**Text segment:**
▼▼▼

# Top Gear, The Stig & Morse Code



## Deleted member 2636 (Nov 10, 2008)

No doubt you are all agog to know what The stig was listening to in Morse Code last week?

So, the world teeters on the edge of ruin but it seems the important things are not being missed. During the Lambo test last week Stig transmitted:

... - .-. .. -.-. - .-.. -.-- / -.-. --- -- . / -.. .- -. -.-. .. -. --. / .. ... / -.-. .-. .- .--. 

which is of course:

"Strictly Come Dancing is crap"  

This week it was I voted for Ross Perot & me smell cats


----------



## Belgian (Nov 10, 2008)

baloothebear said:


> No doubt you are all agog to know what The stig was listening to in Morse Code last week?
> 
> So, the world teeters on the edge of ruin but it seems the important things are not being missed. During the Lambo test last week Stig transmitted:
> 
> ...


-.- . -- .. -. -.. ... -- . -- -.-- ... -.-. --- - .. -.. -.. .- -.-- ...


----------



## Deleted member 2636 (Nov 14, 2008)

Belgian said:


> -.- . -- .. -. -.. ... -- . -- -.-- ... -.-. --- - .. -.. -.. .- -.-- ...



KEMINDSMEMYSCOTIDDAYS ?  

You've been at that dangerous Belgian Beer again, haven't you - you naughty man


----------

▲▲▲

**Request:** Revise the Top Gear Morse code thread, everything from "## Deleted member 2636 (Nov 14, 2008)" down to "KEMINDSMEMYSCOTIDDAYS ?", so that "wrote" replaces "said".

Records excerpted from a collection:

▼▼▼

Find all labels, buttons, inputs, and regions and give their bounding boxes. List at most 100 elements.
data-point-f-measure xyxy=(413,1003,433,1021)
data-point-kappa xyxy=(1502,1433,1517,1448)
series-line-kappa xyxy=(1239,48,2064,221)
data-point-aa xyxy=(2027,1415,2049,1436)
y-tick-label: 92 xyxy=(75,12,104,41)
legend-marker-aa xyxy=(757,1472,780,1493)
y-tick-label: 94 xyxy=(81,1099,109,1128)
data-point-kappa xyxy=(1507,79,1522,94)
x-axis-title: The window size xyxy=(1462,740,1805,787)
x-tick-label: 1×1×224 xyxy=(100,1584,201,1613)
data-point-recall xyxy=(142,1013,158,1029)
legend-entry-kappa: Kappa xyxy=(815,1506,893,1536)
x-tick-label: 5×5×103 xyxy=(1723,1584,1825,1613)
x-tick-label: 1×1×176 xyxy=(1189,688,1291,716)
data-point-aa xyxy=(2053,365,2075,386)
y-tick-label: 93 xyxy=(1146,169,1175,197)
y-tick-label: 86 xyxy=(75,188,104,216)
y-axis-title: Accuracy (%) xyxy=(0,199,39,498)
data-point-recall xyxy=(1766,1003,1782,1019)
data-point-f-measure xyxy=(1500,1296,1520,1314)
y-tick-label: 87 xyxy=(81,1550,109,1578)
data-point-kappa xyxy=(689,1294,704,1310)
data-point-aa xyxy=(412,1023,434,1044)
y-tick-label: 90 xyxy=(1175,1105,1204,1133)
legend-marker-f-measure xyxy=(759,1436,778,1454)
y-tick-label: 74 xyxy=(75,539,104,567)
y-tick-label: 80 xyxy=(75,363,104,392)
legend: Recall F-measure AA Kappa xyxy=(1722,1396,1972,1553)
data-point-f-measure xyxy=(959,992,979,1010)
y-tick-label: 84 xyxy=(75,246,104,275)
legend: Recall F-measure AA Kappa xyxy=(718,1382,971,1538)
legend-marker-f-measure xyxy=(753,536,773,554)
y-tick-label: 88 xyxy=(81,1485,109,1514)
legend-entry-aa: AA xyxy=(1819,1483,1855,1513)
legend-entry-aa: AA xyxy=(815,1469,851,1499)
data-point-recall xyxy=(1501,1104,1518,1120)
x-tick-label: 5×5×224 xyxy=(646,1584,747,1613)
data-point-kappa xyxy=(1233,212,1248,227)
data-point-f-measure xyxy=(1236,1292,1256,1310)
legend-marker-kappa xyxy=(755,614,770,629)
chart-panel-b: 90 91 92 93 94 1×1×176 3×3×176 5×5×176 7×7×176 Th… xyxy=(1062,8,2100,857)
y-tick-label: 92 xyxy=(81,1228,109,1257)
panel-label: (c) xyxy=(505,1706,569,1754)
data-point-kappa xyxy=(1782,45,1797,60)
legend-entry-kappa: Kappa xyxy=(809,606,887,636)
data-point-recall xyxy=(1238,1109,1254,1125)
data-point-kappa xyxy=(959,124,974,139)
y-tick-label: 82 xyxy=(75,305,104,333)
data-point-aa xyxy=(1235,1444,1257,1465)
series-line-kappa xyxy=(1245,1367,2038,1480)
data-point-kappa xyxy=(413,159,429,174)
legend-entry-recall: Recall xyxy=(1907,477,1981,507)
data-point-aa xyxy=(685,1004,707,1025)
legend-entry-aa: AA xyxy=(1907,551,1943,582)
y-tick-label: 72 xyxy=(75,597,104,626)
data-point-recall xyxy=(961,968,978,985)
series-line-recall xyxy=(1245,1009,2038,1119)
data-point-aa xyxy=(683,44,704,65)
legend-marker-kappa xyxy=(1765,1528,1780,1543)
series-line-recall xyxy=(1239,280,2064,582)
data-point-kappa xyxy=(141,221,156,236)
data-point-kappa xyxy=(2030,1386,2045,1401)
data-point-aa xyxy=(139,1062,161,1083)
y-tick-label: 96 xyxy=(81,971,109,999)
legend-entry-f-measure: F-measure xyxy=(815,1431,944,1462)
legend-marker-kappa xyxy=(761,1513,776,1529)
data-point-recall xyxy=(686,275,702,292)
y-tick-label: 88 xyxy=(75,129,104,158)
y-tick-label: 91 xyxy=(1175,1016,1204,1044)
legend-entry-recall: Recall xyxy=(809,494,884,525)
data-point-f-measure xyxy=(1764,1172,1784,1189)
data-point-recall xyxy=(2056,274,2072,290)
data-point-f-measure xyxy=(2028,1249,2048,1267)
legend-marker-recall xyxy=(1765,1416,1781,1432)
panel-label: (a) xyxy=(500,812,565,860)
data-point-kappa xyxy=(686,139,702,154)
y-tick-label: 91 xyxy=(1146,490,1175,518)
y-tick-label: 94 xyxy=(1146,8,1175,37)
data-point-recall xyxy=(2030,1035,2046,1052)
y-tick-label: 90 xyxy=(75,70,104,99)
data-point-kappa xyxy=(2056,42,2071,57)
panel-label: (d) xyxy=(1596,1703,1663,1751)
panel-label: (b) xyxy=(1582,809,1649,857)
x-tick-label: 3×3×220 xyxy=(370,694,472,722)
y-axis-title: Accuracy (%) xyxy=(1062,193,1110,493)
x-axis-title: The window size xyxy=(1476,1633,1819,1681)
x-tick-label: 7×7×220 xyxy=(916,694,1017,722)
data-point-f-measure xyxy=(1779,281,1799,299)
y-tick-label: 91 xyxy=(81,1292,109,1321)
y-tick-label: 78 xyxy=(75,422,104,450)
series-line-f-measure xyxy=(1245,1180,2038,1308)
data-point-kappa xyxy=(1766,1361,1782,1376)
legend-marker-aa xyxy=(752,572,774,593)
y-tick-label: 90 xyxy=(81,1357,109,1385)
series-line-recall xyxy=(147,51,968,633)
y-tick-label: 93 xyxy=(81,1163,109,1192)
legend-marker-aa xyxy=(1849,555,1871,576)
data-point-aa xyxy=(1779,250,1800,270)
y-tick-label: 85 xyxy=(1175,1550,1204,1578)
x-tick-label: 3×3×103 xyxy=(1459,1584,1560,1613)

▲▲▲

**Task answer:**
## Deleted member 2636 (Nov 14, 2008)

Belgian wrote:


> -.- . -- .. -. -.. ... -- . -- -.-- ... -.-. --- - .. -.. -.. .- -.-- ...



KEMINDSMEMYSCOTIDDAYS ?